* **EXERCISE INSTRUCTIONS**: Where a line holds the string "subtitle", return that line.

[Figure data in JSON]
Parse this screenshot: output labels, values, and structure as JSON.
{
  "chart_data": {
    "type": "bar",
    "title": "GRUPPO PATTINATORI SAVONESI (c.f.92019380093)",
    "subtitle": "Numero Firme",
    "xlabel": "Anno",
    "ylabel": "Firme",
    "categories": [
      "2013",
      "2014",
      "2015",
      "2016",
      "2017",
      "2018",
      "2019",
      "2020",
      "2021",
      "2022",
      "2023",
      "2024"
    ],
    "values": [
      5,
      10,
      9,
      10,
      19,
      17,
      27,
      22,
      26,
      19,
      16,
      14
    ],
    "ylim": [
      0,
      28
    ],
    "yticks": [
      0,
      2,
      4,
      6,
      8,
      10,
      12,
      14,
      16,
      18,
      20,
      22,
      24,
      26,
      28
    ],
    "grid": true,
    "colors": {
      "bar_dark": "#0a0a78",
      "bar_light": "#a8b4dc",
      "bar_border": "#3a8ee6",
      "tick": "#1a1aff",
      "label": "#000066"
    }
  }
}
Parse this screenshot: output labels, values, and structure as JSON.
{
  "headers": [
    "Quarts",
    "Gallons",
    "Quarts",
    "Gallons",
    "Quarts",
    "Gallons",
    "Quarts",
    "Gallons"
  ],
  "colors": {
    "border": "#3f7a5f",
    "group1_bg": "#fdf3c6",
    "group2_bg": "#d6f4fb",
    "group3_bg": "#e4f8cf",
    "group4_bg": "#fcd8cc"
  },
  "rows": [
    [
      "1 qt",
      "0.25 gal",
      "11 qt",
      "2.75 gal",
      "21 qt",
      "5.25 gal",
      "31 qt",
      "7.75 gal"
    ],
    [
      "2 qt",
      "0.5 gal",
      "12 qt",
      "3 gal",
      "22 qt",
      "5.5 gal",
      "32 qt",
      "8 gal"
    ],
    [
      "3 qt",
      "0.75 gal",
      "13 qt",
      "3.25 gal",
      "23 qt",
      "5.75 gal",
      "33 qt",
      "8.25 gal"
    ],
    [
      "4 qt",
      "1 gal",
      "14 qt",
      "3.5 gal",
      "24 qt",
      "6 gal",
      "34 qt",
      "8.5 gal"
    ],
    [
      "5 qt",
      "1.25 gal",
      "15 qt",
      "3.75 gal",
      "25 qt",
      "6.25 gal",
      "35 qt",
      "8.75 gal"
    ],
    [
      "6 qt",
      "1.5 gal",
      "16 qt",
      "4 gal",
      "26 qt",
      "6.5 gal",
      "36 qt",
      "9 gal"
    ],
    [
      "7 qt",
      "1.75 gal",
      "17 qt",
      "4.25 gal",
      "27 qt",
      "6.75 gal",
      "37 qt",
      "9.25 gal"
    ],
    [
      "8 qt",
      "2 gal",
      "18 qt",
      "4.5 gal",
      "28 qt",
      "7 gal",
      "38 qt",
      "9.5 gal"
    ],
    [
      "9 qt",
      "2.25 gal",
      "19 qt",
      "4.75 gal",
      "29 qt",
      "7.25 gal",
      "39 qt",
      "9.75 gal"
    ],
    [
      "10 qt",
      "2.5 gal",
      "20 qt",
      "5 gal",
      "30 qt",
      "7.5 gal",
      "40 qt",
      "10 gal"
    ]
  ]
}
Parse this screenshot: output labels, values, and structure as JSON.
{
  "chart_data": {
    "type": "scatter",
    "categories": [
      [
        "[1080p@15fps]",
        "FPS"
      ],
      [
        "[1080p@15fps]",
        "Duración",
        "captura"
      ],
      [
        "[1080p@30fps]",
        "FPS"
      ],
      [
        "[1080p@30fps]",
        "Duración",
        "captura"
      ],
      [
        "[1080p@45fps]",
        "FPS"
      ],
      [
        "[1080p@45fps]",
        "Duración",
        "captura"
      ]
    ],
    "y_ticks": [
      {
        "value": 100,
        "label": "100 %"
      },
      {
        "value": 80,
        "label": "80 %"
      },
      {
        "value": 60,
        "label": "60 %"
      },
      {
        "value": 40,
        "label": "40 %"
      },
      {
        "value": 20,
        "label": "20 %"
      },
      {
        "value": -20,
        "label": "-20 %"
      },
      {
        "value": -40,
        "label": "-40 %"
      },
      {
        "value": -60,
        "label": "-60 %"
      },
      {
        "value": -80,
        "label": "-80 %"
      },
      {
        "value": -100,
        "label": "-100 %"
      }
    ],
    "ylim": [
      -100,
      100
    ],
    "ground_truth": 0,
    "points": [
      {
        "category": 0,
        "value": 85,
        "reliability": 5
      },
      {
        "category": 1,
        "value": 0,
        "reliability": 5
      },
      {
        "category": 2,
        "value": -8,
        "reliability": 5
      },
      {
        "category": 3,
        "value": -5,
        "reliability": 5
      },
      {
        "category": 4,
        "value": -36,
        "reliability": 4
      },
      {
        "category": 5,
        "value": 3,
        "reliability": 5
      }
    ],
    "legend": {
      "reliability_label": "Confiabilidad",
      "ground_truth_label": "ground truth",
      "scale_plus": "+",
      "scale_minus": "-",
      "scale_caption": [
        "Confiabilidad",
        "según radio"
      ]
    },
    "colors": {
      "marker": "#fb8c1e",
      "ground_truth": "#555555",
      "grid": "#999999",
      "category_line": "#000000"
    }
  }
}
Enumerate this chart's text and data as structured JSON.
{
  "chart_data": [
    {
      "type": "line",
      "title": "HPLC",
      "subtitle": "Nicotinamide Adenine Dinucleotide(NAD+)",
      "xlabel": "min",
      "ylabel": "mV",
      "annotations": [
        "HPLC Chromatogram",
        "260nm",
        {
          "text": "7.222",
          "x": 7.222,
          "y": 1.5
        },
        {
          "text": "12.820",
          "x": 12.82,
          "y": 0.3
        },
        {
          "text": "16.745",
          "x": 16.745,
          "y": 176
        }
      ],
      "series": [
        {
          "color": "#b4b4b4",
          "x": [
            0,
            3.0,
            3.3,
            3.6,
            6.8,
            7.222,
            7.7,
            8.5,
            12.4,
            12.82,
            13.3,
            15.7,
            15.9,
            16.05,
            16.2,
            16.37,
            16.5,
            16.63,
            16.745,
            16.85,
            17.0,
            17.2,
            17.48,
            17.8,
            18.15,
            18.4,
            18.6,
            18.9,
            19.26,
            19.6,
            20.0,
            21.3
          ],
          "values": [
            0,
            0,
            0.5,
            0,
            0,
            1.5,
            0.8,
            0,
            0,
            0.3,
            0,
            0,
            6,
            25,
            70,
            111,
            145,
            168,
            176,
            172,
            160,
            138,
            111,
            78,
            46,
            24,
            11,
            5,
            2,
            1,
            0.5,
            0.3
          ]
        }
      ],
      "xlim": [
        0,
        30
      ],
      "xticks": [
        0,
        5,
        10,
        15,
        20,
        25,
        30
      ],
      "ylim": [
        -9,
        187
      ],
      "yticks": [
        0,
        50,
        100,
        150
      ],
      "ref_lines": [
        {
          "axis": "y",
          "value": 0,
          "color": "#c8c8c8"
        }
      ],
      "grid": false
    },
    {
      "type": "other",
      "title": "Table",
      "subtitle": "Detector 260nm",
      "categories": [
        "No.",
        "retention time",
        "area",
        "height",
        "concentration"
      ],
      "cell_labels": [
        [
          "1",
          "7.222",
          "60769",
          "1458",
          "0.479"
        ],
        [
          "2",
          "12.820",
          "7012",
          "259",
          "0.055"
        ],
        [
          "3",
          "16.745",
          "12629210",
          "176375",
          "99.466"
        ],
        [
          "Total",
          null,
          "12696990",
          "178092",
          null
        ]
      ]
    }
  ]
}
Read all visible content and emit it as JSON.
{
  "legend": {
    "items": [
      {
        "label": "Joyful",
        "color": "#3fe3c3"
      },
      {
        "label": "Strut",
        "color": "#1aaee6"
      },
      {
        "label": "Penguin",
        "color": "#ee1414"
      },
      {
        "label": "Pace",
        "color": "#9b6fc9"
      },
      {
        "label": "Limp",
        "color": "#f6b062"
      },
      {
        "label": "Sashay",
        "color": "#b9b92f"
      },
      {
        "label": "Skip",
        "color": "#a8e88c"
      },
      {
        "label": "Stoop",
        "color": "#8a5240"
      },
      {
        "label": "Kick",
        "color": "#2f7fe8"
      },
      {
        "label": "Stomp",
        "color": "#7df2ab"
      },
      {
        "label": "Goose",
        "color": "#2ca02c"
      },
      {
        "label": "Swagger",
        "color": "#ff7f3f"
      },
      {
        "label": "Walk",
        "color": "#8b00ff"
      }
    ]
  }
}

* **SOLUTION TO THIS PROBLEM**:
    "subtitle": "Numero Firme",
      "subtitle": "Nicotinamide Adenine Dinucleotide(NAD+)",
      "subtitle": "Detector 260nm",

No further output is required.